··· Data records
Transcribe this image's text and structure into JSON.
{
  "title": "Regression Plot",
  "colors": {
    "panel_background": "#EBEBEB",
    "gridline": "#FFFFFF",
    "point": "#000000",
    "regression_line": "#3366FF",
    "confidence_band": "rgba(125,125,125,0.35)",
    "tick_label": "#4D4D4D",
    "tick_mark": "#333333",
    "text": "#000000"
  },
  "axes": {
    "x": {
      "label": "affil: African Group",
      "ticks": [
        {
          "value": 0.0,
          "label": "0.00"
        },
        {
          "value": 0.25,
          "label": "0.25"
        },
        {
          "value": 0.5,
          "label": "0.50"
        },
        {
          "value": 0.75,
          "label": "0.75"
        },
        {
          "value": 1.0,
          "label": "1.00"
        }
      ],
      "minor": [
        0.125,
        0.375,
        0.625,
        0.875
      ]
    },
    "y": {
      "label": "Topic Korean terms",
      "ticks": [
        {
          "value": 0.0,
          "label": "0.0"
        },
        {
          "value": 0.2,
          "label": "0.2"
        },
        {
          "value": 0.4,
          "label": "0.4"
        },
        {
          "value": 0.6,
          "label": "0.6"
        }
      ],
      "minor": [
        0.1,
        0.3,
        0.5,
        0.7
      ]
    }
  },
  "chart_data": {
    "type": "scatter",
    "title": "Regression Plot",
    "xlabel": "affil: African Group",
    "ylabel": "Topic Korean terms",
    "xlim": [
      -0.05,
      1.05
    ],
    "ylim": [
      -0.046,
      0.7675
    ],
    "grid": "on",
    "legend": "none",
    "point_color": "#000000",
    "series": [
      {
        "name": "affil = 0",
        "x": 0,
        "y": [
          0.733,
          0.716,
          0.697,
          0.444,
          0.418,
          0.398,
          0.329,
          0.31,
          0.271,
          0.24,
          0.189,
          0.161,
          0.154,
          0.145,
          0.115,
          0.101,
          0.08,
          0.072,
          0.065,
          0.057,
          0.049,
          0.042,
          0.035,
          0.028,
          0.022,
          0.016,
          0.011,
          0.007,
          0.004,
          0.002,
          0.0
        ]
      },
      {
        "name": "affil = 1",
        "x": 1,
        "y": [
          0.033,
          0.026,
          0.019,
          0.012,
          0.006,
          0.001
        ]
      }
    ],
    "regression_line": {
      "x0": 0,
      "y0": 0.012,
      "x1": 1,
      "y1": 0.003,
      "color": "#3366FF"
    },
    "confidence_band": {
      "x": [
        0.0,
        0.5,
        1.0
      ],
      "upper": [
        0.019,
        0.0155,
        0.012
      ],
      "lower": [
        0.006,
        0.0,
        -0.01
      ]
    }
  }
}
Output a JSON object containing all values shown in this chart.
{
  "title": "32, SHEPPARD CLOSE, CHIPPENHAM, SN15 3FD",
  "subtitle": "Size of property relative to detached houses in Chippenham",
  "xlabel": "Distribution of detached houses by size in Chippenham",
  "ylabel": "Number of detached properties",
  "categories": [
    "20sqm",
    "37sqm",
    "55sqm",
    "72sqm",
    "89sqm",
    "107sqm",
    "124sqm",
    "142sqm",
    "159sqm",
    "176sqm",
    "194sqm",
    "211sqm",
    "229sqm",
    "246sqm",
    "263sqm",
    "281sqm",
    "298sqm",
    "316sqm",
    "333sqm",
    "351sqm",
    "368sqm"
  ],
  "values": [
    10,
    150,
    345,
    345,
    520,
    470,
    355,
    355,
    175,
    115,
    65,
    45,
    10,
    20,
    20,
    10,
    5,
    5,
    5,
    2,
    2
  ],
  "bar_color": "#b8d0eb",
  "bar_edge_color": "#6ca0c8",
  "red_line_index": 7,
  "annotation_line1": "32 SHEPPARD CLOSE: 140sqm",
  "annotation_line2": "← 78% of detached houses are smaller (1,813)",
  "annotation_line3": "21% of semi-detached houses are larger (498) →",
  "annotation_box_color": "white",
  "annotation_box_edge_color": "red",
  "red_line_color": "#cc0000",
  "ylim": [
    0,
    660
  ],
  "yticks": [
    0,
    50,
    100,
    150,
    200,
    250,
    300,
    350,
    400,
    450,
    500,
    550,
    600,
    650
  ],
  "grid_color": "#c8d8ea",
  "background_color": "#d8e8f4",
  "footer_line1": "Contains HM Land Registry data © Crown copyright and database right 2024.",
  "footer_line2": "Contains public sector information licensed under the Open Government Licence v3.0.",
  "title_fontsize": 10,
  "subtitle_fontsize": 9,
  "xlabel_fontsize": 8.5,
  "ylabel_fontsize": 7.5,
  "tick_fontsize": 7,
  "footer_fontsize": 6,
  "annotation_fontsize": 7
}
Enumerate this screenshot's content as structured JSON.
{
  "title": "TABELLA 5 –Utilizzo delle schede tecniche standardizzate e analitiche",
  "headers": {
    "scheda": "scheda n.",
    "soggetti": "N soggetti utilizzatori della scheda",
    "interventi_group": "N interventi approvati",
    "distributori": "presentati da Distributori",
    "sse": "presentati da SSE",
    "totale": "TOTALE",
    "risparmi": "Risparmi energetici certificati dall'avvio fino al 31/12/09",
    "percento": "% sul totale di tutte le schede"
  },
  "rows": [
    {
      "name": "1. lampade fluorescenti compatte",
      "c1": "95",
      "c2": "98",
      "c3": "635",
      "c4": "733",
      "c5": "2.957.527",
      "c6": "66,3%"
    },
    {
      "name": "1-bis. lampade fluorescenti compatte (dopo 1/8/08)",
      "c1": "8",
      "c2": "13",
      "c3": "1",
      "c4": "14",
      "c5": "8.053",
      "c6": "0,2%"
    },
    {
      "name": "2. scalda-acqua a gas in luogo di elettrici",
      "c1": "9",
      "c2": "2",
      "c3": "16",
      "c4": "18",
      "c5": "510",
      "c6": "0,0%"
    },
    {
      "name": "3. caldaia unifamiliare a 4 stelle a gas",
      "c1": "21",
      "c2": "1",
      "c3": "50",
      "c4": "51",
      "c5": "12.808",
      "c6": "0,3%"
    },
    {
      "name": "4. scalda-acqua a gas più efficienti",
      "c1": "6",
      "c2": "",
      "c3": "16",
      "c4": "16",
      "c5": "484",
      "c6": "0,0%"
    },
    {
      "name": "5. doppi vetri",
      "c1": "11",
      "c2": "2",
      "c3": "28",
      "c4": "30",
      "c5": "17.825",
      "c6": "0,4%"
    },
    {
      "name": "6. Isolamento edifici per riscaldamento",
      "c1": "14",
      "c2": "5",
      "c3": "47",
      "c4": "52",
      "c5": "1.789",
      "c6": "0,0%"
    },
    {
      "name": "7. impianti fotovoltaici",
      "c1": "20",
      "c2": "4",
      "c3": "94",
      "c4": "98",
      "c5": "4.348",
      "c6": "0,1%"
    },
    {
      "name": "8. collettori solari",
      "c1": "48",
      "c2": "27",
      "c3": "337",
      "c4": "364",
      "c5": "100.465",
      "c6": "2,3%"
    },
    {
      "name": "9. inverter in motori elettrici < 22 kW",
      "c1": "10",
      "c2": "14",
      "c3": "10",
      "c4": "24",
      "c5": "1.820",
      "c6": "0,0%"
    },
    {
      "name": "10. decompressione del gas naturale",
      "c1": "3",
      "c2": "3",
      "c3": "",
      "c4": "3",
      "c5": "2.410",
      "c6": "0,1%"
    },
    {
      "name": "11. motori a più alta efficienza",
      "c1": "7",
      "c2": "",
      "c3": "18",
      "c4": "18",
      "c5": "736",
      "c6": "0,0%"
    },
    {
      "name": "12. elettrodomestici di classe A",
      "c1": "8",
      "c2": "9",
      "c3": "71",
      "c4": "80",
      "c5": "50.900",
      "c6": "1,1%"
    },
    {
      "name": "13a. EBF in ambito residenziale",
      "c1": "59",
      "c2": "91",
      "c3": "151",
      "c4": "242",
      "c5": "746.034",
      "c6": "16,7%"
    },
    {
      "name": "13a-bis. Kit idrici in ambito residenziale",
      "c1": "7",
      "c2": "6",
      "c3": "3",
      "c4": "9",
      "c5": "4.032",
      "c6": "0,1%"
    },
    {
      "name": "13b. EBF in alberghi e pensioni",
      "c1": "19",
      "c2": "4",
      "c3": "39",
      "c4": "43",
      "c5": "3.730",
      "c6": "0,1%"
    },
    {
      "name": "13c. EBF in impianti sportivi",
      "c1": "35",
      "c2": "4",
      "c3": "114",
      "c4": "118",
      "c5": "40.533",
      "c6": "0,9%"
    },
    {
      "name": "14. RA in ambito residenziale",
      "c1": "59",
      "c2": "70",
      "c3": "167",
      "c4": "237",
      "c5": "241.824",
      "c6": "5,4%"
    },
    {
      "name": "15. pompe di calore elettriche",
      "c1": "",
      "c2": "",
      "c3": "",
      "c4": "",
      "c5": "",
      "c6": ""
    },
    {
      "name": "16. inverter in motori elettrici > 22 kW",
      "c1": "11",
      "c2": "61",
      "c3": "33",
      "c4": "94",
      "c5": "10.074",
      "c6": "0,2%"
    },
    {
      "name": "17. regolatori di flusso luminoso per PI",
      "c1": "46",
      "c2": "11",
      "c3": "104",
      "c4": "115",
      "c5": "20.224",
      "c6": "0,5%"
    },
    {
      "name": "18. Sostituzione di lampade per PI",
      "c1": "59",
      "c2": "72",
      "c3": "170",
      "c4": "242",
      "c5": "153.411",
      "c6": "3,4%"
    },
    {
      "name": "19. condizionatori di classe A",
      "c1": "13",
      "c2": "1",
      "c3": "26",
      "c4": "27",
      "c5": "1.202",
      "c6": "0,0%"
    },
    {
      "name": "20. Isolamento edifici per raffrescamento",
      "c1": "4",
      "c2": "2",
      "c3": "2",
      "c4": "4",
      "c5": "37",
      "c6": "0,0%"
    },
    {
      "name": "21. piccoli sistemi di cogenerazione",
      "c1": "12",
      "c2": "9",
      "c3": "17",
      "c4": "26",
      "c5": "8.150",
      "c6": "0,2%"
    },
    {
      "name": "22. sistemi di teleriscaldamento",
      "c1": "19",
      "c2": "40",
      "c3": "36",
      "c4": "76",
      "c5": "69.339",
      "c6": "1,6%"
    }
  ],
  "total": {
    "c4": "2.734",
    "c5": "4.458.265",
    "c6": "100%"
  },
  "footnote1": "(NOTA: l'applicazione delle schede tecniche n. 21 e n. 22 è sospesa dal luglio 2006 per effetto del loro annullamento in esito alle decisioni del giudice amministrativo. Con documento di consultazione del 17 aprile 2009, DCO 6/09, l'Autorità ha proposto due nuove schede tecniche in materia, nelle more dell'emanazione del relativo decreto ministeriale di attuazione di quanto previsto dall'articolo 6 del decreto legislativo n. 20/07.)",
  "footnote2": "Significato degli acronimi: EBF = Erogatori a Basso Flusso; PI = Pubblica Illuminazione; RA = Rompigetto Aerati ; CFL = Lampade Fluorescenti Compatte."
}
······
Given task: Of all the lines above, how many contain the word "Contains"? Give the number and nothing else.

Task response: 2